The problem. Each line below should be quoted exactly, please.

Supplied material.
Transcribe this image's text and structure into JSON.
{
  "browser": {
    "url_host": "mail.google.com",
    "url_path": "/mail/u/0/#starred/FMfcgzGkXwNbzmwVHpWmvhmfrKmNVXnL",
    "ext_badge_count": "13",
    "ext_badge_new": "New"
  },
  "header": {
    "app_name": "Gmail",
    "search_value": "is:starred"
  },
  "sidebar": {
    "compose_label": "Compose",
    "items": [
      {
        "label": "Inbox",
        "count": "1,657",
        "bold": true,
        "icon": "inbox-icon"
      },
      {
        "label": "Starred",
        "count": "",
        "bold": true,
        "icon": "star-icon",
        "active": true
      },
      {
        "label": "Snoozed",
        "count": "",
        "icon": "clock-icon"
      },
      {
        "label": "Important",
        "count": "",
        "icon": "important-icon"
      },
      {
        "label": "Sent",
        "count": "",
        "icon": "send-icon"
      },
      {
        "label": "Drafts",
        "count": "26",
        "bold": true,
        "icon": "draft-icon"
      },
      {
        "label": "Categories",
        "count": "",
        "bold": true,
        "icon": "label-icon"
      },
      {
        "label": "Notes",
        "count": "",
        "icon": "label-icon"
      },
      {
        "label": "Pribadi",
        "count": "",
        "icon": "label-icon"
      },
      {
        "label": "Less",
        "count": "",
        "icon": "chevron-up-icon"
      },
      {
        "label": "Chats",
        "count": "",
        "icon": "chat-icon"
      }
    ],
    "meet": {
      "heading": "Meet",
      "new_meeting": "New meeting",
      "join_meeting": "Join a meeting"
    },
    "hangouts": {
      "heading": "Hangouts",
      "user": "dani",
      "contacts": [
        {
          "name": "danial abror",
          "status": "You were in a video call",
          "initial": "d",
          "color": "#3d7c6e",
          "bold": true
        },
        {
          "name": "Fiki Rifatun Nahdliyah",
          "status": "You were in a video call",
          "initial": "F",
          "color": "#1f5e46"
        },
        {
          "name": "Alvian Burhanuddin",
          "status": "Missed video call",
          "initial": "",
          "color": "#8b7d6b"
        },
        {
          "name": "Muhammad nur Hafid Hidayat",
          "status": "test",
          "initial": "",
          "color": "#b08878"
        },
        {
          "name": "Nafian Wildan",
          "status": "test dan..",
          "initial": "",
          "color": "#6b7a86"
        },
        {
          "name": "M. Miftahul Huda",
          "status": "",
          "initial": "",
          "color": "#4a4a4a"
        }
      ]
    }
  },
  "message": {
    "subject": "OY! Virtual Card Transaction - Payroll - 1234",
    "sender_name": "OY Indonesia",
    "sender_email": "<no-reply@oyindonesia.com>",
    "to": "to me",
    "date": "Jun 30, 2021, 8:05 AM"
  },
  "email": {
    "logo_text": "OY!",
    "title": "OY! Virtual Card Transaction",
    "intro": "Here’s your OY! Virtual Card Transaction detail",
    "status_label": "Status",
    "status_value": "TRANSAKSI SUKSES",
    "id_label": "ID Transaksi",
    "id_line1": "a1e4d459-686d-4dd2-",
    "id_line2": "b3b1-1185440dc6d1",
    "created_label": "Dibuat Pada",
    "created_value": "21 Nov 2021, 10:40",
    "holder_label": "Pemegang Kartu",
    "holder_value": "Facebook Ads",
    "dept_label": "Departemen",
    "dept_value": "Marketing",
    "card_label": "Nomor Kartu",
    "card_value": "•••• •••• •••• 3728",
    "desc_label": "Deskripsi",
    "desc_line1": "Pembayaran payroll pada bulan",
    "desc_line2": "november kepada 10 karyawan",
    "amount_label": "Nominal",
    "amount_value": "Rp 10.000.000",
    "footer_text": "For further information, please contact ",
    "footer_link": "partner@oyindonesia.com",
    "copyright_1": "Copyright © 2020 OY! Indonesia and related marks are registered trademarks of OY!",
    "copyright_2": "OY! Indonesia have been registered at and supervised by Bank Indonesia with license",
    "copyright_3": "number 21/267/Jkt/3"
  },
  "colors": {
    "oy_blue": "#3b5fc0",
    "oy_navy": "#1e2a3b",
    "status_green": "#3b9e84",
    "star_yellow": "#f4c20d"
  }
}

Solution.
Transcribe this image's text and structure into JSON.
{
  "browser": {
    "url_host": "mail.google.com",
    "url_path": "/mail/u/0/#starred/FMfcgzGkXwNbzmwVHpWmvhmfrKmNVXnL",
    "ext_badge_count": "13",
    "ext_badge_new": "New"
  },
  "header": {
    "app_name": "Gmail",
    "search_value": "is:starred"
  },
  "sidebar": {
    "compose_label": "Compose",
    "items": [
      {
        "label": "Inbox",
        "count": "1,657",
        "bold": true,
        "icon": "inbox-icon"
      },
      {
        "label": "Starred",
        "count": "",
        "bold": true,
        "icon": "star-icon",
        "active": true
      },
      {
        "label": "Snoozed",
        "count": "",
        "icon": "clock-icon"
      },
      {
        "label": "Important",
        "count": "",
        "icon": "important-icon"
      },
      {
        "label": "Sent",
        "count": "",
        "icon": "send-icon"
      },
      {
        "label": "Drafts",
        "count": "26",
        "bold": true,
        "icon": "draft-icon"
      },
      {
        "label": "Categories",
        "count": "",
        "bold": true,
        "icon": "label-icon"
      },
      {
        "label": "Notes",
        "count": "",
        "icon": "label-icon"
      },
      {
        "label": "Pribadi",
        "count": "",
        "icon": "label-icon"
      },
      {
        "label": "Less",
        "count": "",
        "icon": "chevron-up-icon"
      },
      {
        "label": "Chats",
        "count": "",
        "icon": "chat-icon"
      }
    ],
    "meet": {
      "heading": "Meet",
      "new_meeting": "New meeting",
      "join_meeting": "Join a meeting"
    },
    "hangouts": {
      "heading": "Hangouts",
      "user": "dani",
      "contacts": [
        {
          "name": "danial abror",
          "status": "You were in a video call",
          "initial": "d",
          "color": "#3d7c6e",
          "bold": true
        },
        {
          "name": "Fiki Rifatun Nahdliyah",
          "status": "You were in a video call",
          "initial": "F",
          "color": "#1f5e46"
        },
        {
          "name": "Alvian Burhanuddin",
          "status": "Missed video call",
          "initial": "",
          "color": "#8b7d6b"
        },
        {
          "name": "Muhammad nur Hafid Hidayat",
          "status": "test",
          "initial": "",
          "color": "#b08878"
        },
        {
          "name": "Nafian Wildan",
          "status": "test dan..",
          "initial": "",
          "color": "#6b7a86"
        },
        {
          "name": "M. Miftahul Huda",
          "status": "",
          "initial": "",
          "color": "#4a4a4a"
        }
      ]
    }
  },
  "message": {
    "subject": "OY! Virtual Card Transaction - Payroll - 1234",
    "sender_name": "OY Indonesia",
    "sender_email": "<no-reply@oyindonesia.com>",
    "to": "to me",
    "date": "Jun 30, 2021, 8:05 AM"
  },
  "email": {
    "logo_text": "OY!",
    "title": "OY! Virtual Card Transaction",
    "intro": "Here’s your OY! Virtual Card Transaction detail",
    "status_label": "Status",
    "status_value": "TRANSAKSI SUKSES",
    "id_label": "ID Transaksi",
    "id_line1": "a1e4d459-686d-4dd2-",
    "id_line2": "b3b1-1185440dc6d1",
    "created_label": "Dibuat Pada",
    "created_value": "21 Nov 2021, 10:40",
    "holder_label": "Pemegang Kartu",
    "holder_value": "Facebook Ads",
    "dept_label": "Departemen",
    "dept_value": "Marketing",
    "card_label": "Nomor Kartu",
    "card_value": "•••• •••• •••• 3728",
    "desc_label": "Deskripsi",
    "desc_line1": "Pembayaran payroll pada bulan",
    "desc_line2": "november kepada 10 karyawan",
    "amount_label": "Nominal",
    "amount_value": "Rp 10.000.000",
    "footer_text": "For further information, please contact ",
    "footer_link": "partner@oyindonesia.com",
    "copyright_1": "Copyright © 2020 OY! Indonesia and related marks are registered trademarks of OY!",
    "copyright_2": "OY! Indonesia have been registered at and supervised by Bank Indonesia with license",
    "copyright_3": "number 21/267/Jkt/3"
  },
  "colors": {
    "oy_blue": "#3b5fc0",
    "oy_navy": "#1e2a3b",
    "status_green": "#3b9e84",
    "star_yellow": "#f4c20d"
  }
}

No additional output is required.